## Data entries
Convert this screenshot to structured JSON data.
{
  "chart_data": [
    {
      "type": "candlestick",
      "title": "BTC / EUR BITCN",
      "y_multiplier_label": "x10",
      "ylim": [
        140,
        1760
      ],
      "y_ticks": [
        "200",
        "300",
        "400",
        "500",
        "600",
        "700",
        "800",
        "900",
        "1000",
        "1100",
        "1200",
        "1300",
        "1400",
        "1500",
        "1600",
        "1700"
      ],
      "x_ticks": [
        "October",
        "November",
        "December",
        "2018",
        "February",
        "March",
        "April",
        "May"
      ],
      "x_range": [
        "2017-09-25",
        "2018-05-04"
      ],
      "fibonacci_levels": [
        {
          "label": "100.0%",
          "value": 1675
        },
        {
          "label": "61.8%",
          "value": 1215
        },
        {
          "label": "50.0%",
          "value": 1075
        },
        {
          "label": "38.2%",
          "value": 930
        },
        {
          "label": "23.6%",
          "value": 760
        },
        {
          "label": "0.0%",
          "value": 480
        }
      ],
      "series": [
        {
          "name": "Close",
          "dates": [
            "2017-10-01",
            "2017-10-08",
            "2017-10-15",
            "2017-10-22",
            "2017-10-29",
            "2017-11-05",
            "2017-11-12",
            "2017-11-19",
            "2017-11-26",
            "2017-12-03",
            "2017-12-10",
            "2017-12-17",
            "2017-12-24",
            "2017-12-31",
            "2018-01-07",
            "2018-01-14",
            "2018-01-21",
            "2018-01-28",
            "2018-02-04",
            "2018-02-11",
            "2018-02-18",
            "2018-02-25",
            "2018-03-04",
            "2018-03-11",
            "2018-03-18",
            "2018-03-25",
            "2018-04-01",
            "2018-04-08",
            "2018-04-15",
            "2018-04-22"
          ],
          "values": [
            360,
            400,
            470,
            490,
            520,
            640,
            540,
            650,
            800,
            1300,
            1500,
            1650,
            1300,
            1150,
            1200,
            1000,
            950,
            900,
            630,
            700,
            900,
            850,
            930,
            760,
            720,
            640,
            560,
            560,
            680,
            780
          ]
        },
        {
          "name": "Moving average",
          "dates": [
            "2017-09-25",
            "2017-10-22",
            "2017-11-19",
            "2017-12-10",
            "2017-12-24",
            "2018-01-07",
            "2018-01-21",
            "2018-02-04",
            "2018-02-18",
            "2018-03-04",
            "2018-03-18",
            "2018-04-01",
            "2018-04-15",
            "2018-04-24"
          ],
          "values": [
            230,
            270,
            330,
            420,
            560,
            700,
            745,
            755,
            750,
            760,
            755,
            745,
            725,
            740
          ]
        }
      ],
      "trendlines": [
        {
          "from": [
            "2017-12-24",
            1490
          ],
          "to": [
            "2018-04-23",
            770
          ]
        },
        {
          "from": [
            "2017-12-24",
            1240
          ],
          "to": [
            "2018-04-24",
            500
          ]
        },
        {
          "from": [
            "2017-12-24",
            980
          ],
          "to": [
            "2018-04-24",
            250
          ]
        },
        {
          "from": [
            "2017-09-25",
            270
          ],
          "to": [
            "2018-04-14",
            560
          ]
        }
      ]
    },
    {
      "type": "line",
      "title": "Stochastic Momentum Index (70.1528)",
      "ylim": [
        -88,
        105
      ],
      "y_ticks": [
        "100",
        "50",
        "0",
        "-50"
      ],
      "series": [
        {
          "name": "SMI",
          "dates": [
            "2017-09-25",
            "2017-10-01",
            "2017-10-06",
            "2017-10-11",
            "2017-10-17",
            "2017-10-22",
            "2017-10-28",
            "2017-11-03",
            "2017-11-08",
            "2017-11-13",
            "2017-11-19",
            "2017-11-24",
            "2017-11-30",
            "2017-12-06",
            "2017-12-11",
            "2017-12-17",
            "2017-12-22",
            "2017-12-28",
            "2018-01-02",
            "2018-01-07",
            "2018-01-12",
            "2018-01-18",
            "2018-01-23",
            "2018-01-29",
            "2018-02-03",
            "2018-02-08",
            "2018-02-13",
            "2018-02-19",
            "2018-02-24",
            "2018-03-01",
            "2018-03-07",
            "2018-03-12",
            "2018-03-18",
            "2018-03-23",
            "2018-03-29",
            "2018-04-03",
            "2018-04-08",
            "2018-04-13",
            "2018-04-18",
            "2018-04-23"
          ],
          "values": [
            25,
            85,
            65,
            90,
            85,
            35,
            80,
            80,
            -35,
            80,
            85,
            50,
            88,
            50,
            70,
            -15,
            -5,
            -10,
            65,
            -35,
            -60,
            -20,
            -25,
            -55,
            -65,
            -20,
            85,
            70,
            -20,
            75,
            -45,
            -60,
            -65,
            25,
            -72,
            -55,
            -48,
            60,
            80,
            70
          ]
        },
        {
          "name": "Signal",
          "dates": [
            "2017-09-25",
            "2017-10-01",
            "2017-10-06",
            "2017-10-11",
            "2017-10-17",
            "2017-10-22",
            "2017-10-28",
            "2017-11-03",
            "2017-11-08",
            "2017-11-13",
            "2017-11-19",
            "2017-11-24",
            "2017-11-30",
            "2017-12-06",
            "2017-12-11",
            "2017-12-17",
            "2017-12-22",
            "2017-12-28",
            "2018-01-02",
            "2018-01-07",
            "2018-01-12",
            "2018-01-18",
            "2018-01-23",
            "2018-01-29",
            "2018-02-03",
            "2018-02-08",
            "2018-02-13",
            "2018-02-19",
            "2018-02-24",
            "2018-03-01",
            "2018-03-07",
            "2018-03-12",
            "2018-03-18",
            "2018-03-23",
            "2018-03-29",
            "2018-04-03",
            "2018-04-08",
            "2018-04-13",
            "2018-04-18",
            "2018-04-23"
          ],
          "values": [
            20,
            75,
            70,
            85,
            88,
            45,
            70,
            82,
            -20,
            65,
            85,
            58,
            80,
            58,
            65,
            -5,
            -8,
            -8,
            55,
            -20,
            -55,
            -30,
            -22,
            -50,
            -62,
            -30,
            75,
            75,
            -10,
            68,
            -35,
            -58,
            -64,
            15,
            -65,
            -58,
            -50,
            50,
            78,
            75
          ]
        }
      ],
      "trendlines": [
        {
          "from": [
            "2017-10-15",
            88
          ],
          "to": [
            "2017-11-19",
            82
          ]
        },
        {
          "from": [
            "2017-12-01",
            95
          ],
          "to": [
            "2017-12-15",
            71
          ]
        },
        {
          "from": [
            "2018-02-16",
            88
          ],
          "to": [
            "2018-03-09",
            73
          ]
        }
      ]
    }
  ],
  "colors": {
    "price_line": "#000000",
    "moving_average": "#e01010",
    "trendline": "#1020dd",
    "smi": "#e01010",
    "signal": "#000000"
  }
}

## Instructions for the task
Write the data from above out again, exactly.

## Result of this exercise
Convert this screenshot to structured JSON data.
{
  "chart_data": [
    {
      "type": "candlestick",
      "title": "BTC / EUR BITCN",
      "y_multiplier_label": "x10",
      "ylim": [
        140,
        1760
      ],
      "y_ticks": [
        "200",
        "300",
        "400",
        "500",
        "600",
        "700",
        "800",
        "900",
        "1000",
        "1100",
        "1200",
        "1300",
        "1400",
        "1500",
        "1600",
        "1700"
      ],
      "x_ticks": [
        "October",
        "November",
        "December",
        "2018",
        "February",
        "March",
        "April",
        "May"
      ],
      "x_range": [
        "2017-09-25",
        "2018-05-04"
      ],
      "fibonacci_levels": [
        {
          "label": "100.0%",
          "value": 1675
        },
        {
          "label": "61.8%",
          "value": 1215
        },
        {
          "label": "50.0%",
          "value": 1075
        },
        {
          "label": "38.2%",
          "value": 930
        },
        {
          "label": "23.6%",
          "value": 760
        },
        {
          "label": "0.0%",
          "value": 480
        }
      ],
      "series": [
        {
          "name": "Close",
          "dates": [
            "2017-10-01",
            "2017-10-08",
            "2017-10-15",
            "2017-10-22",
            "2017-10-29",
            "2017-11-05",
            "2017-11-12",
            "2017-11-19",
            "2017-11-26",
            "2017-12-03",
            "2017-12-10",
            "2017-12-17",
            "2017-12-24",
            "2017-12-31",
            "2018-01-07",
            "2018-01-14",
            "2018-01-21",
            "2018-01-28",
            "2018-02-04",
            "2018-02-11",
            "2018-02-18",
            "2018-02-25",
            "2018-03-04",
            "2018-03-11",
            "2018-03-18",
            "2018-03-25",
            "2018-04-01",
            "2018-04-08",
            "2018-04-15",
            "2018-04-22"
          ],
          "values": [
            360,
            400,
            470,
            490,
            520,
            640,
            540,
            650,
            800,
            1300,
            1500,
            1650,
            1300,
            1150,
            1200,
            1000,
            950,
            900,
            630,
            700,
            900,
            850,
            930,
            760,
            720,
            640,
            560,
            560,
            680,
            780
          ]
        },
        {
          "name": "Moving average",
          "dates": [
            "2017-09-25",
            "2017-10-22",
            "2017-11-19",
            "2017-12-10",
            "2017-12-24",
            "2018-01-07",
            "2018-01-21",
            "2018-02-04",
            "2018-02-18",
            "2018-03-04",
            "2018-03-18",
            "2018-04-01",
            "2018-04-15",
            "2018-04-24"
          ],
          "values": [
            230,
            270,
            330,
            420,
            560,
            700,
            745,
            755,
            750,
            760,
            755,
            745,
            725,
            740
          ]
        }
      ],
      "trendlines": [
        {
          "from": [
            "2017-12-24",
            1490
          ],
          "to": [
            "2018-04-23",
            770
          ]
        },
        {
          "from": [
            "2017-12-24",
            1240
          ],
          "to": [
            "2018-04-24",
            500
          ]
        },
        {
          "from": [
            "2017-12-24",
            980
          ],
          "to": [
            "2018-04-24",
            250
          ]
        },
        {
          "from": [
            "2017-09-25",
            270
          ],
          "to": [
            "2018-04-14",
            560
          ]
        }
      ]
    },
    {
      "type": "line",
      "title": "Stochastic Momentum Index (70.1528)",
      "ylim": [
        -88,
        105
      ],
      "y_ticks": [
        "100",
        "50",
        "0",
        "-50"
      ],
      "series": [
        {
          "name": "SMI",
          "dates": [
            "2017-09-25",
            "2017-10-01",
            "2017-10-06",
            "2017-10-11",
            "2017-10-17",
            "2017-10-22",
            "2017-10-28",
            "2017-11-03",
            "2017-11-08",
            "2017-11-13",
            "2017-11-19",
            "2017-11-24",
            "2017-11-30",
            "2017-12-06",
            "2017-12-11",
            "2017-12-17",
            "2017-12-22",
            "2017-12-28",
            "2018-01-02",
            "2018-01-07",
            "2018-01-12",
            "2018-01-18",
            "2018-01-23",
            "2018-01-29",
            "2018-02-03",
            "2018-02-08",
            "2018-02-13",
            "2018-02-19",
            "2018-02-24",
            "2018-03-01",
            "2018-03-07",
            "2018-03-12",
            "2018-03-18",
            "2018-03-23",
            "2018-03-29",
            "2018-04-03",
            "2018-04-08",
            "2018-04-13",
            "2018-04-18",
            "2018-04-23"
          ],
          "values": [
            25,
            85,
            65,
            90,
            85,
            35,
            80,
            80,
            -35,
            80,
            85,
            50,
            88,
            50,
            70,
            -15,
            -5,
            -10,
            65,
            -35,
            -60,
            -20,
            -25,
            -55,
            -65,
            -20,
            85,
            70,
            -20,
            75,
            -45,
            -60,
            -65,
            25,
            -72,
            -55,
            -48,
            60,
            80,
            70
          ]
        },
        {
          "name": "Signal",
          "dates": [
            "2017-09-25",
            "2017-10-01",
            "2017-10-06",
            "2017-10-11",
            "2017-10-17",
            "2017-10-22",
            "2017-10-28",
            "2017-11-03",
            "2017-11-08",
            "2017-11-13",
            "2017-11-19",
            "2017-11-24",
            "2017-11-30",
            "2017-12-06",
            "2017-12-11",
            "2017-12-17",
            "2017-12-22",
            "2017-12-28",
            "2018-01-02",
            "2018-01-07",
            "2018-01-12",
            "2018-01-18",
            "2018-01-23",
            "2018-01-29",
            "2018-02-03",
            "2018-02-08",
            "2018-02-13",
            "2018-02-19",
            "2018-02-24",
            "2018-03-01",
            "2018-03-07",
            "2018-03-12",
            "2018-03-18",
            "2018-03-23",
            "2018-03-29",
            "2018-04-03",
            "2018-04-08",
            "2018-04-13",
            "2018-04-18",
            "2018-04-23"
          ],
          "values": [
            20,
            75,
            70,
            85,
            88,
            45,
            70,
            82,
            -20,
            65,
            85,
            58,
            80,
            58,
            65,
            -5,
            -8,
            -8,
            55,
            -20,
            -55,
            -30,
            -22,
            -50,
            -62,
            -30,
            75,
            75,
            -10,
            68,
            -35,
            -58,
            -64,
            15,
            -65,
            -58,
            -50,
            50,
            78,
            75
          ]
        }
      ],
      "trendlines": [
        {
          "from": [
            "2017-10-15",
            88
          ],
          "to": [
            "2017-11-19",
            82
          ]
        },
        {
          "from": [
            "2017-12-01",
            95
          ],
          "to": [
            "2017-12-15",
            71
          ]
        },
        {
          "from": [
            "2018-02-16",
            88
          ],
          "to": [
            "2018-03-09",
            73
          ]
        }
      ]
    }
  ],
  "colors": {
    "price_line": "#000000",
    "moving_average": "#e01010",
    "trendline": "#1020dd",
    "smi": "#e01010",
    "signal": "#000000"
  }
}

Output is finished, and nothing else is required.